======== Exercise material

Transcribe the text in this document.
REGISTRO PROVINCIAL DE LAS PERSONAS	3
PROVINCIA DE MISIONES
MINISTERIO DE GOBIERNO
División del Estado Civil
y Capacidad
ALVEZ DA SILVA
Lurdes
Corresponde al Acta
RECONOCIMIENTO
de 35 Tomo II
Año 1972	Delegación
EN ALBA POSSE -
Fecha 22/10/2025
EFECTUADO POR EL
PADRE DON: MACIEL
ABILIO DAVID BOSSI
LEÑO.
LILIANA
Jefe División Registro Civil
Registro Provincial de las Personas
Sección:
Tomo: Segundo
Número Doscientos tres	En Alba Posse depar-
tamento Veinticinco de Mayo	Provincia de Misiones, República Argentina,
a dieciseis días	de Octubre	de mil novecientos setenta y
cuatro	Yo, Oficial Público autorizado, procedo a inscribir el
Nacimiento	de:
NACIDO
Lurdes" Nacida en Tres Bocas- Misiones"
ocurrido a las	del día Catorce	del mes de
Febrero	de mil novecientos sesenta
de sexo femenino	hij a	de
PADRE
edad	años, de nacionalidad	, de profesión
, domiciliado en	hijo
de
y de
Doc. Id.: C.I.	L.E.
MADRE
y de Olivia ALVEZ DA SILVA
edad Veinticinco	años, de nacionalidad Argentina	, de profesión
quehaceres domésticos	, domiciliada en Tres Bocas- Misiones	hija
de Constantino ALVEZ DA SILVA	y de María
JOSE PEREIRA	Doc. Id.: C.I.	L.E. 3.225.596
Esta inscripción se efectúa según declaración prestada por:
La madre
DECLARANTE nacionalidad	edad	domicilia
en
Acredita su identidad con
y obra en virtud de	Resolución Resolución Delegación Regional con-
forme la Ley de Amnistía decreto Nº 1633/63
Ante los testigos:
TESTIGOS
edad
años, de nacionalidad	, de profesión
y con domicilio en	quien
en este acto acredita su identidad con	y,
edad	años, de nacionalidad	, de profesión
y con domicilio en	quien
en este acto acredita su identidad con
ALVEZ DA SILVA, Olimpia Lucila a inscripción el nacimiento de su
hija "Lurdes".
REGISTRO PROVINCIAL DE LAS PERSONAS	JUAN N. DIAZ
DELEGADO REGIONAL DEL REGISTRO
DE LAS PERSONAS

================

Task details: Output all of the material exactly as written.

Solution to this problem:
Transcribe the text in this document.
REGISTRO PROVINCIAL DE LAS PERSONAS	3
PROVINCIA DE MISIONES
MINISTERIO DE GOBIERNO
División del Estado Civil
y Capacidad
ALVEZ DA SILVA
Lurdes
Corresponde al Acta
RECONOCIMIENTO
de 35 Tomo II
Año 1972	Delegación
EN ALBA POSSE -
Fecha 22/10/2025
EFECTUADO POR EL
PADRE DON: MACIEL
ABILIO DAVID BOSSI
LEÑO.
LILIANA
Jefe División Registro Civil
Registro Provincial de las Personas
Sección:
Tomo: Segundo
Número Doscientos tres	En Alba Posse depar-
tamento Veinticinco de Mayo	Provincia de Misiones, República Argentina,
a dieciseis días	de Octubre	de mil novecientos setenta y
cuatro	Yo, Oficial Público autorizado, procedo a inscribir el
Nacimiento	de:
NACIDO
Lurdes" Nacida en Tres Bocas- Misiones"
ocurrido a las	del día Catorce	del mes de
Febrero	de mil novecientos sesenta
de sexo femenino	hij a	de
PADRE
edad	años, de nacionalidad	, de profesión
, domiciliado en	hijo
de
y de
Doc. Id.: C.I.	L.E.
MADRE
y de Olivia ALVEZ DA SILVA
edad Veinticinco	años, de nacionalidad Argentina	, de profesión
quehaceres domésticos	, domiciliada en Tres Bocas- Misiones	hija
de Constantino ALVEZ DA SILVA	y de María
JOSE PEREIRA	Doc. Id.: C.I.	L.E. 3.225.596
Esta inscripción se efectúa según declaración prestada por:
La madre
DECLARANTE nacionalidad	edad	domicilia
en
Acredita su identidad con
y obra en virtud de	Resolución Resolución Delegación Regional con-
forme la Ley de Amnistía decreto Nº 1633/63
Ante los testigos:
TESTIGOS
edad
años, de nacionalidad	, de profesión
y con domicilio en	quien
en este acto acredita su identidad con	y,
edad	años, de nacionalidad	, de profesión
y con domicilio en	quien
en este acto acredita su identidad con
ALVEZ DA SILVA, Olimpia Lucila a inscripción el nacimiento de su
hija "Lurdes".
REGISTRO PROVINCIAL DE LAS PERSONAS	JUAN N. DIAZ
DELEGADO REGIONAL DEL REGISTRO
DE LAS PERSONAS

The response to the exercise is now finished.